## [Your task]
Go through the data below. Pull out every line that has the word "เทคโนโลย".

## [Records]

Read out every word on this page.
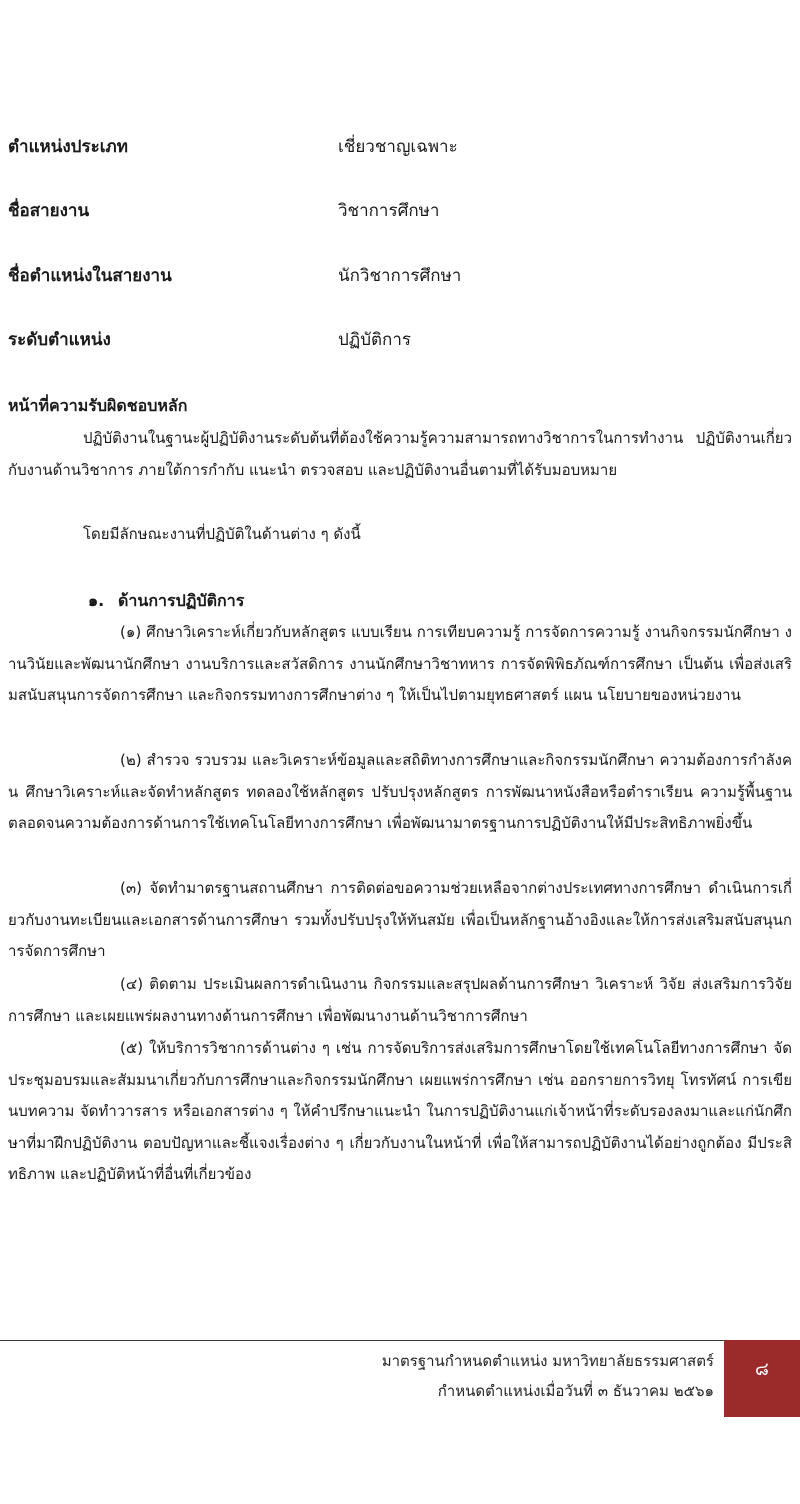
ตำแหน่งประเภท	เชี่ยวชาญเฉพาะ
ชื่อสายงาน	วิชาการศึกษา
ชื่อตำแหน่งในสายงาน	นักวิชาการศึกษา
ระดับตำแหน่ง	ปฏิบัติการ
หน้าที่ความรับผิดชอบหลัก

ปฏิบัติงานในฐานะผู้ปฏิบัติงานระดับต้นที่ต้องใช้ความรู้ความสามารถทางวิชาการในการทำงาน ปฏิบัติงานเกี่ยวกับงานด้านวิชาการ ภายใต้การกำกับ แนะนำ ตรวจสอบ และปฏิบัติงานอื่นตามที่ได้รับมอบหมาย

โดยมีลักษณะงานที่ปฏิบัติในด้านต่าง ๆ ดังนี้

๑. ด้านการปฏิบัติการ

(๑) ศึกษาวิเคราะห์เกี่ยวกับหลักสูตร แบบเรียน การเทียบความรู้ การจัดการความรู้ งานกิจกรรมนักศึกษา งานวินัยและพัฒนานักศึกษา งานบริการและสวัสดิการ งานนักศึกษาวิชาทหาร การจัดพิพิธภัณฑ์การศึกษา เป็นต้น เพื่อส่งเสริมสนับสนุนการจัดการศึกษา และกิจกรรมทางการศึกษาต่าง ๆ ให้เป็นไปตามยุทธศาสตร์ แผน นโยบายของหน่วยงาน

(๒) สำรวจ รวบรวม และวิเคราะห์ข้อมูลและสถิติทางการศึกษาและกิจกรรมนักศึกษา ความต้องการกำลังคน ศึกษาวิเคราะห์และจัดทำหลักสูตร ทดลองใช้หลักสูตร ปรับปรุงหลักสูตร การพัฒนาหนังสือหรือตำราเรียน ความรู้พื้นฐาน ตลอดจนความต้องการด้านการใช้เทคโนโลยีทางการศึกษา เพื่อพัฒนามาตรฐานการปฏิบัติงานให้มีประสิทธิภาพยิ่งขึ้น

(๓) จัดทำมาตรฐานสถานศึกษา การติดต่อขอความช่วยเหลือจากต่างประเทศทางการศึกษา ดำเนินการเกี่ยวกับงานทะเบียนและเอกสารด้านการศึกษา รวมทั้งปรับปรุงให้ทันสมัย เพื่อเป็นหลักฐานอ้างอิงและให้การส่งเสริมสนับสนุนการจัดการศึกษา

(๔) ติดตาม ประเมินผลการดำเนินงาน กิจกรรมและสรุปผลด้านการศึกษา วิเคราะห์ วิจัย ส่งเสริมการวิจัยการศึกษา และเผยแพร่ผลงานทางด้านการศึกษา เพื่อพัฒนางานด้านวิชาการศึกษา

(๕) ให้บริการวิชาการด้านต่าง ๆ เช่น การจัดบริการส่งเสริมการศึกษาโดยใช้เทคโนโลยีทางการศึกษา จัดประชุมอบรมและสัมมนาเกี่ยวกับการศึกษาและกิจกรรมนักศึกษา เผยแพร่การศึกษา เช่น ออกรายการวิทยุ โทรทัศน์ การเขียนบทความ จัดทำวารสาร หรือเอกสารต่าง ๆ ให้คำปรึกษาแนะนำ ในการปฏิบัติงานแก่เจ้าหน้าที่ระดับรองลงมาและแก่นักศึกษาที่มาฝึกปฏิบัติงาน ตอบปัญหาและชี้แจงเรื่องต่าง ๆ เกี่ยวกับงานในหน้าที่ เพื่อให้สามารถปฏิบัติงานได้อย่างถูกต้อง มีประสิทธิภาพ และปฏิบัติหน้าที่อื่นที่เกี่ยวข้อง

มาตรฐานกำหนดตำแหน่ง มหาวิทยาลัยธรรมศาสตร์
กำหนดตำแหน่งเมื่อวันที่ ๓ ธันวาคม ๒๕๖๑
๘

## [Result for this exercise]
(๒) สำรวจ รวบรวม และวิเคราะห์ข้อมูลและสถิติทางการศึกษาและกิจกรรมนักศึกษา ความต้องการกำลังคน ศึกษาวิเคราะห์และจัดทำหลักสูตร ทดลองใช้หลักสูตร ปรับปรุงหลักสูตร การพัฒนาหนังสือหรือตำราเรียน ความรู้พื้นฐาน ตลอดจนความต้องการด้านการใช้เทคโนโลยีทางการศึกษา เพื่อพัฒนามาตรฐานการปฏิบัติงานให้มีประสิทธิภาพยิ่งขึ้น
(๕) ให้บริการวิชาการด้านต่าง ๆ เช่น การจัดบริการส่งเสริมการศึกษาโดยใช้เทคโนโลยีทางการศึกษา จัดประชุมอบรมและสัมมนาเกี่ยวกับการศึกษาและกิจกรรมนักศึกษา เผยแพร่การศึกษา เช่น ออกรายการวิทยุ โทรทัศน์ การเขียนบทความ จัดทำวารสาร หรือเอกสารต่าง ๆ ให้คำปรึกษาแนะนำ ในการปฏิบัติงานแก่เจ้าหน้าที่ระดับรองลงมาและแก่นักศึกษาที่มาฝึกปฏิบัติงาน ตอบปัญหาและชี้แจงเรื่องต่าง ๆ เกี่ยวกับงานในหน้าที่ เพื่อให้สามารถปฏิบัติงานได้อย่างถูกต้อง มีประสิทธิภาพ และปฏิบัติหน้าที่อื่นที่เกี่ยวข้อง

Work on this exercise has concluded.